[Begin Data]

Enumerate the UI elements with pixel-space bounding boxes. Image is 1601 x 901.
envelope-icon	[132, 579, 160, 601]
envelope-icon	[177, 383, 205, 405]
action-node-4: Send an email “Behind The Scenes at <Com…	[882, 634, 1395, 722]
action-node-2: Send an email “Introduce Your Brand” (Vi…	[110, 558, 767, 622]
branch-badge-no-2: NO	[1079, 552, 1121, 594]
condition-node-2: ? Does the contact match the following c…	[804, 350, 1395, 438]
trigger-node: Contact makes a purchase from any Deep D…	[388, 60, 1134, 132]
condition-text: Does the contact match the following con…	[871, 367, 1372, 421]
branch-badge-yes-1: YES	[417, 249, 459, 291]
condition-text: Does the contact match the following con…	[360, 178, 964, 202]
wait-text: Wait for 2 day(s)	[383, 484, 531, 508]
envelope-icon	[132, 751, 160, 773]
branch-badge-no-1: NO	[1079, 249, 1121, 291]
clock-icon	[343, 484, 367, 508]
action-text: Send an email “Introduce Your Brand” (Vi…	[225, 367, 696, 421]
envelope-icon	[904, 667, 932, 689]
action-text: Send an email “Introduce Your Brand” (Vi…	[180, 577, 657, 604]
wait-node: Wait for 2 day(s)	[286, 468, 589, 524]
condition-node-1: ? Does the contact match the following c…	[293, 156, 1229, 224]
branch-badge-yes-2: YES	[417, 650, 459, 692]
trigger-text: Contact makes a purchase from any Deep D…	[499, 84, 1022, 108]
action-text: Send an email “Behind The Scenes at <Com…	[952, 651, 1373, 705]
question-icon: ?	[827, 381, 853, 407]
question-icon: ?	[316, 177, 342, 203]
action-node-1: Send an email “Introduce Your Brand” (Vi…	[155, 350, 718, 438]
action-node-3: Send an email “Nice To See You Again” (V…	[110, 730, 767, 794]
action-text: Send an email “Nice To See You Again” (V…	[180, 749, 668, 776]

[End Data]

(Stated exercise): Copy out all of the records above, swapping every "envelope-icon" for "mail-icon" and keeping everything else the same.

(Answer):
Enumerate the UI elements with pixel-space bounding boxes. Image is 1601 x 901.
mail-icon	[132, 579, 160, 601]
mail-icon	[177, 383, 205, 405]
action-node-4: Send an email “Behind The Scenes at <Com…	[882, 634, 1395, 722]
action-node-2: Send an email “Introduce Your Brand” (Vi…	[110, 558, 767, 622]
branch-badge-no-2: NO	[1079, 552, 1121, 594]
condition-node-2: ? Does the contact match the following c…	[804, 350, 1395, 438]
trigger-node: Contact makes a purchase from any Deep D…	[388, 60, 1134, 132]
condition-text: Does the contact match the following con…	[871, 367, 1372, 421]
branch-badge-yes-1: YES	[417, 249, 459, 291]
condition-text: Does the contact match the following con…	[360, 178, 964, 202]
wait-text: Wait for 2 day(s)	[383, 484, 531, 508]
mail-icon	[132, 751, 160, 773]
branch-badge-no-1: NO	[1079, 249, 1121, 291]
clock-icon	[343, 484, 367, 508]
action-text: Send an email “Introduce Your Brand” (Vi…	[225, 367, 696, 421]
mail-icon	[904, 667, 932, 689]
action-text: Send an email “Introduce Your Brand” (Vi…	[180, 577, 657, 604]
wait-node: Wait for 2 day(s)	[286, 468, 589, 524]
condition-node-1: ? Does the contact match the following c…	[293, 156, 1229, 224]
branch-badge-yes-2: YES	[417, 650, 459, 692]
trigger-text: Contact makes a purchase from any Deep D…	[499, 84, 1022, 108]
action-text: Send an email “Behind The Scenes at <Com…	[952, 651, 1373, 705]
question-icon: ?	[827, 381, 853, 407]
question-icon: ?	[316, 177, 342, 203]
action-node-1: Send an email “Introduce Your Brand” (Vi…	[155, 350, 718, 438]
action-node-3: Send an email “Nice To See You Again” (V…	[110, 730, 767, 794]
action-text: Send an email “Nice To See You Again” (V…	[180, 749, 668, 776]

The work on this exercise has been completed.